[START The data]

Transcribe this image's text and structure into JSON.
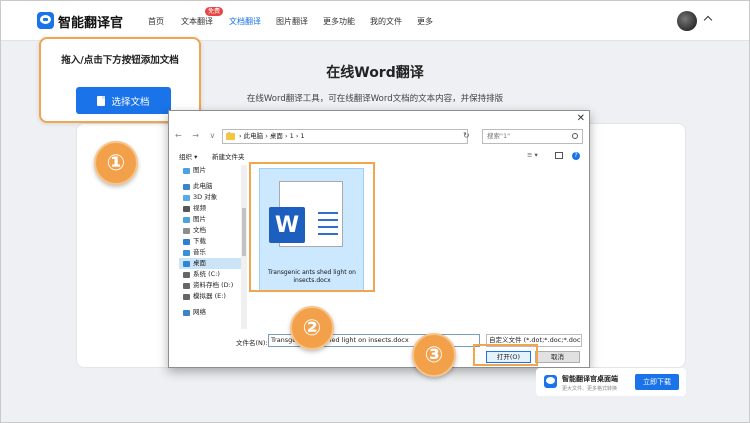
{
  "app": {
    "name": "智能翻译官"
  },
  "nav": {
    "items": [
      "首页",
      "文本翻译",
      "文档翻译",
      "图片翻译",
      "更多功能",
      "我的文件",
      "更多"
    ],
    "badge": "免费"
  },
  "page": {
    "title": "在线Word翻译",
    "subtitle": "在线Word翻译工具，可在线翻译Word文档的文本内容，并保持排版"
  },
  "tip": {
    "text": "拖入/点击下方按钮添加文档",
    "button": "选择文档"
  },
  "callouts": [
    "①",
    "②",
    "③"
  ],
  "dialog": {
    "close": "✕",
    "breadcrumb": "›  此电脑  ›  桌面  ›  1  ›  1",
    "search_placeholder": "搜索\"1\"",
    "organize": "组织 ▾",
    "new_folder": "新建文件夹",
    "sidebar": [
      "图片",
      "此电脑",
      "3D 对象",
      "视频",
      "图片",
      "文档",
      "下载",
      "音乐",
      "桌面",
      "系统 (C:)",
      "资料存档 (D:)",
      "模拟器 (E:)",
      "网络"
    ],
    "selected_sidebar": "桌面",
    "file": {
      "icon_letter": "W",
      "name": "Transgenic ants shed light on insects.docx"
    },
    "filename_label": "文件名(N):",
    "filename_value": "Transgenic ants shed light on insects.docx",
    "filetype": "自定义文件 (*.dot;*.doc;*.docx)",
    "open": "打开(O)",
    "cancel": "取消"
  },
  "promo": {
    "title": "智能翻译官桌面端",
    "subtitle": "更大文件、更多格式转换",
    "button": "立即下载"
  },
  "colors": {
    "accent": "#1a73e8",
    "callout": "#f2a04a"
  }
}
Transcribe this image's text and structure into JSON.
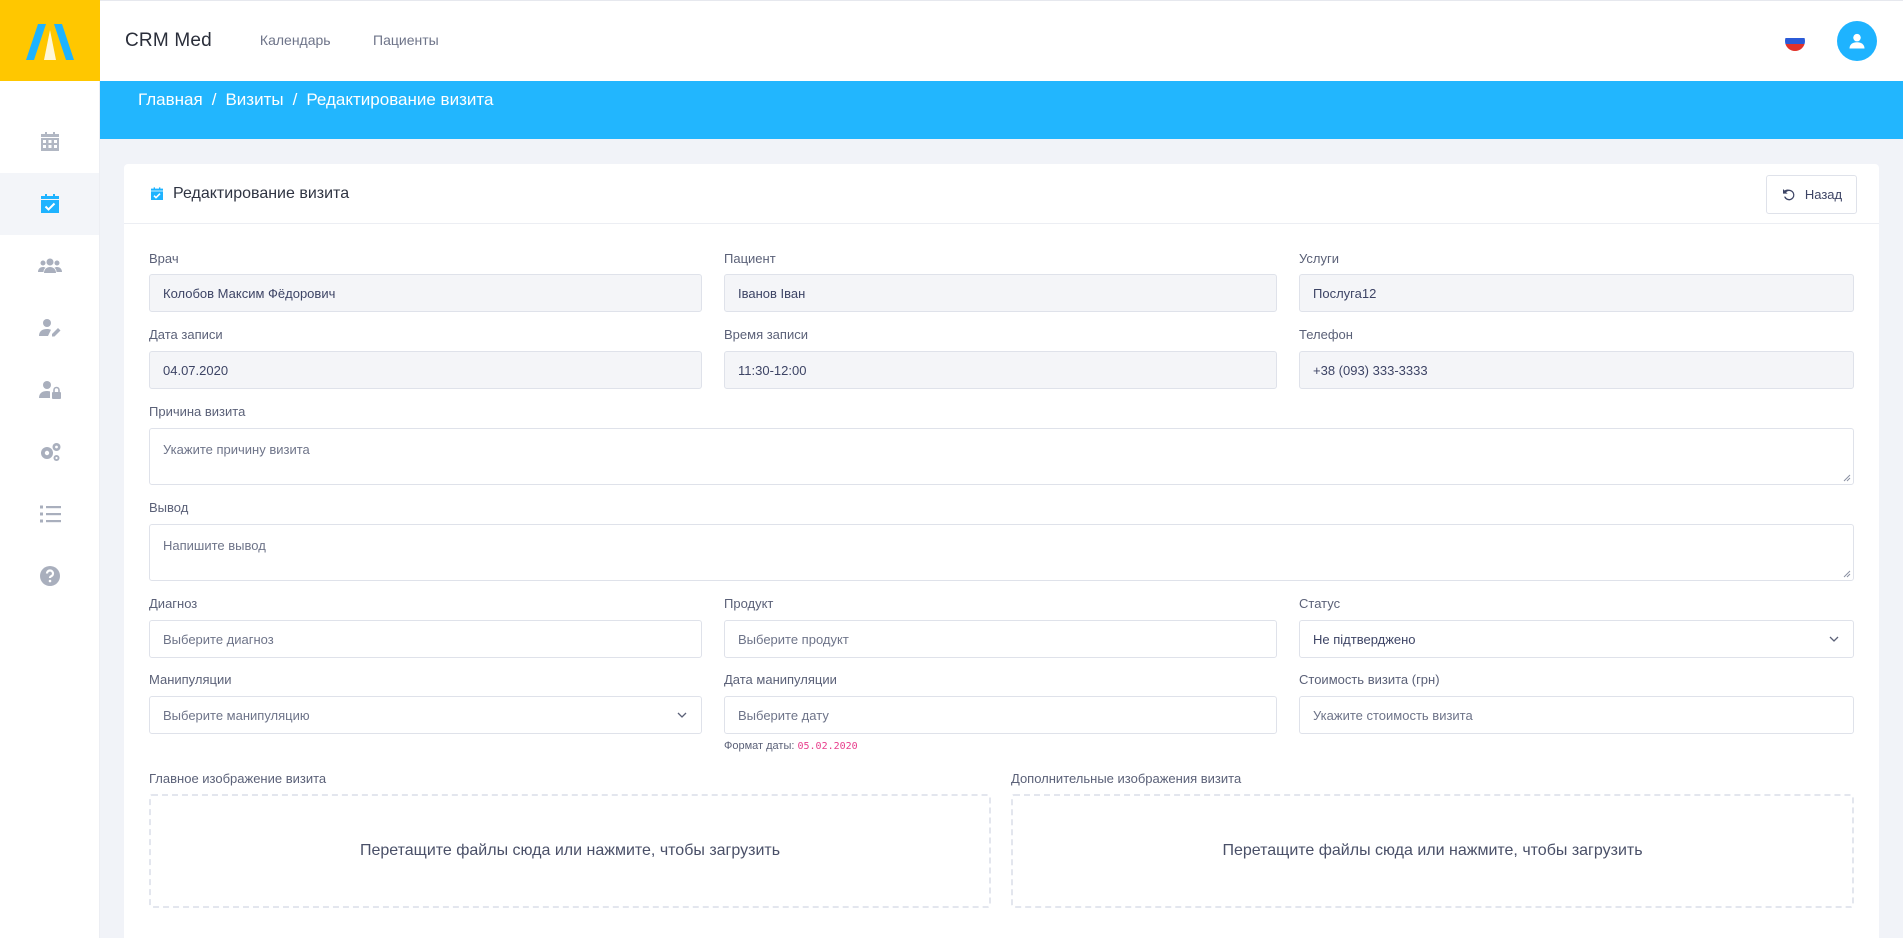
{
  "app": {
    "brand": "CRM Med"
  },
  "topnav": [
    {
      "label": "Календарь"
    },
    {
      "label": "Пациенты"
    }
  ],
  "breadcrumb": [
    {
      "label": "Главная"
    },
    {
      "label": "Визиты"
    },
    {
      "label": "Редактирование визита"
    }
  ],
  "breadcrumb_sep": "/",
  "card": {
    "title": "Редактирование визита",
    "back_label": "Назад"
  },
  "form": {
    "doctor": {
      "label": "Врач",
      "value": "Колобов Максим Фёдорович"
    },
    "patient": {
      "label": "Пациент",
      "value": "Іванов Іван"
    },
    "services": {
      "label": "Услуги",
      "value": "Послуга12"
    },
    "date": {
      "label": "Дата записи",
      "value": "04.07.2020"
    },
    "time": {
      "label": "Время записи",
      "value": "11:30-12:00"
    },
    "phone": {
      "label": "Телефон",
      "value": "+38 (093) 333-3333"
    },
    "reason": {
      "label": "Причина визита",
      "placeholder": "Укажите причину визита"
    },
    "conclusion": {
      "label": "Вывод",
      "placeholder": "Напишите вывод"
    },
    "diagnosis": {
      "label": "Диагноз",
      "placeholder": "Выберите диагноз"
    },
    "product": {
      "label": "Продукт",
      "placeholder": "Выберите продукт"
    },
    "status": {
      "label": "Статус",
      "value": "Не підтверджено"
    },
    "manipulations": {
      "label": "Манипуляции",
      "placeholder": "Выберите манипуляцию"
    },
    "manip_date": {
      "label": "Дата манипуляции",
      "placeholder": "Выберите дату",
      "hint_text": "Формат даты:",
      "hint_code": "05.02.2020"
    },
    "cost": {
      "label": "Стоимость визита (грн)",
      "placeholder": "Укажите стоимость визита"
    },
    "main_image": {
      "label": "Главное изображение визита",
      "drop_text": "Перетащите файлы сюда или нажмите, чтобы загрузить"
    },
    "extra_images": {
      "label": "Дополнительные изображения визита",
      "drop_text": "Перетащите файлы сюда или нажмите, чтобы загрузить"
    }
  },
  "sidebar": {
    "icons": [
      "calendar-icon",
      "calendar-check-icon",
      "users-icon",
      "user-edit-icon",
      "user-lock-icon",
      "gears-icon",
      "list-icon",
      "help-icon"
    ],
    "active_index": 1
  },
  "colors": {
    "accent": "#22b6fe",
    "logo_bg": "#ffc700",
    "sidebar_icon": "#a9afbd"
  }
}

[END The data]

→ To do:
Set every line down exactly as written, leaving each picture out.

→ Correct result:
Transcribe this image's text and structure into JSON.
{
  "app": {
    "name": "智能翻译官"
  },
  "nav": {
    "items": [
      "首页",
      "文本翻译",
      "文档翻译",
      "图片翻译",
      "更多功能",
      "我的文件",
      "更多"
    ],
    "badge": "免费"
  },
  "page": {
    "title": "在线Word翻译",
    "subtitle": "在线Word翻译工具，可在线翻译Word文档的文本内容，并保持排版"
  },
  "tip": {
    "text": "拖入/点击下方按钮添加文档",
    "button": "选择文档"
  },
  "callouts": [
    "①",
    "②",
    "③"
  ],
  "dialog": {
    "close": "✕",
    "breadcrumb": "›  此电脑  ›  桌面  ›  1  ›  1",
    "search_placeholder": "搜索\"1\"",
    "organize": "组织 ▾",
    "new_folder": "新建文件夹",
    "sidebar": [
      "图片",
      "此电脑",
      "3D 对象",
      "视频",
      "图片",
      "文档",
      "下载",
      "音乐",
      "桌面",
      "系统 (C:)",
      "资料存档 (D:)",
      "模拟器 (E:)",
      "网络"
    ],
    "selected_sidebar": "桌面",
    "file": {
      "icon_letter": "W",
      "name": "Transgenic ants shed light on insects.docx"
    },
    "filename_label": "文件名(N):",
    "filename_value": "Transgenic ants shed light on insects.docx",
    "filetype": "自定义文件 (*.dot;*.doc;*.docx)",
    "open": "打开(O)",
    "cancel": "取消"
  },
  "promo": {
    "title": "智能翻译官桌面端",
    "subtitle": "更大文件、更多格式转换",
    "button": "立即下载"
  },
  "colors": {
    "accent": "#1a73e8",
    "callout": "#f2a04a"
  }
}
Transcribe this image's text and structure into JSON.
{
  "app": {
    "brand": "CRM Med"
  },
  "topnav": [
    {
      "label": "Календарь"
    },
    {
      "label": "Пациенты"
    }
  ],
  "breadcrumb": [
    {
      "label": "Главная"
    },
    {
      "label": "Визиты"
    },
    {
      "label": "Редактирование визита"
    }
  ],
  "breadcrumb_sep": "/",
  "card": {
    "title": "Редактирование визита",
    "back_label": "Назад"
  },
  "form": {
    "doctor": {
      "label": "Врач",
      "value": "Колобов Максим Фёдорович"
    },
    "patient": {
      "label": "Пациент",
      "value": "Іванов Іван"
    },
    "services": {
      "label": "Услуги",
      "value": "Послуга12"
    },
    "date": {
      "label": "Дата записи",
      "value": "04.07.2020"
    },
    "time": {
      "label": "Время записи",
      "value": "11:30-12:00"
    },
    "phone": {
      "label": "Телефон",
      "value": "+38 (093) 333-3333"
    },
    "reason": {
      "label": "Причина визита",
      "placeholder": "Укажите причину визита"
    },
    "conclusion": {
      "label": "Вывод",
      "placeholder": "Напишите вывод"
    },
    "diagnosis": {
      "label": "Диагноз",
      "placeholder": "Выберите диагноз"
    },
    "product": {
      "label": "Продукт",
      "placeholder": "Выберите продукт"
    },
    "status": {
      "label": "Статус",
      "value": "Не підтверджено"
    },
    "manipulations": {
      "label": "Манипуляции",
      "placeholder": "Выберите манипуляцию"
    },
    "manip_date": {
      "label": "Дата манипуляции",
      "placeholder": "Выберите дату",
      "hint_text": "Формат даты:",
      "hint_code": "05.02.2020"
    },
    "cost": {
      "label": "Стоимость визита (грн)",
      "placeholder": "Укажите стоимость визита"
    },
    "main_image": {
      "label": "Главное изображение визита",
      "drop_text": "Перетащите файлы сюда или нажмите, чтобы загрузить"
    },
    "extra_images": {
      "label": "Дополнительные изображения визита",
      "drop_text": "Перетащите файлы сюда или нажмите, чтобы загрузить"
    }
  },
  "sidebar": {
    "icons": [
      "calendar-icon",
      "calendar-check-icon",
      "users-icon",
      "user-edit-icon",
      "user-lock-icon",
      "gears-icon",
      "list-icon",
      "help-icon"
    ],
    "active_index": 1
  },
  "colors": {
    "accent": "#22b6fe",
    "logo_bg": "#ffc700",
    "sidebar_icon": "#a9afbd"
  }
}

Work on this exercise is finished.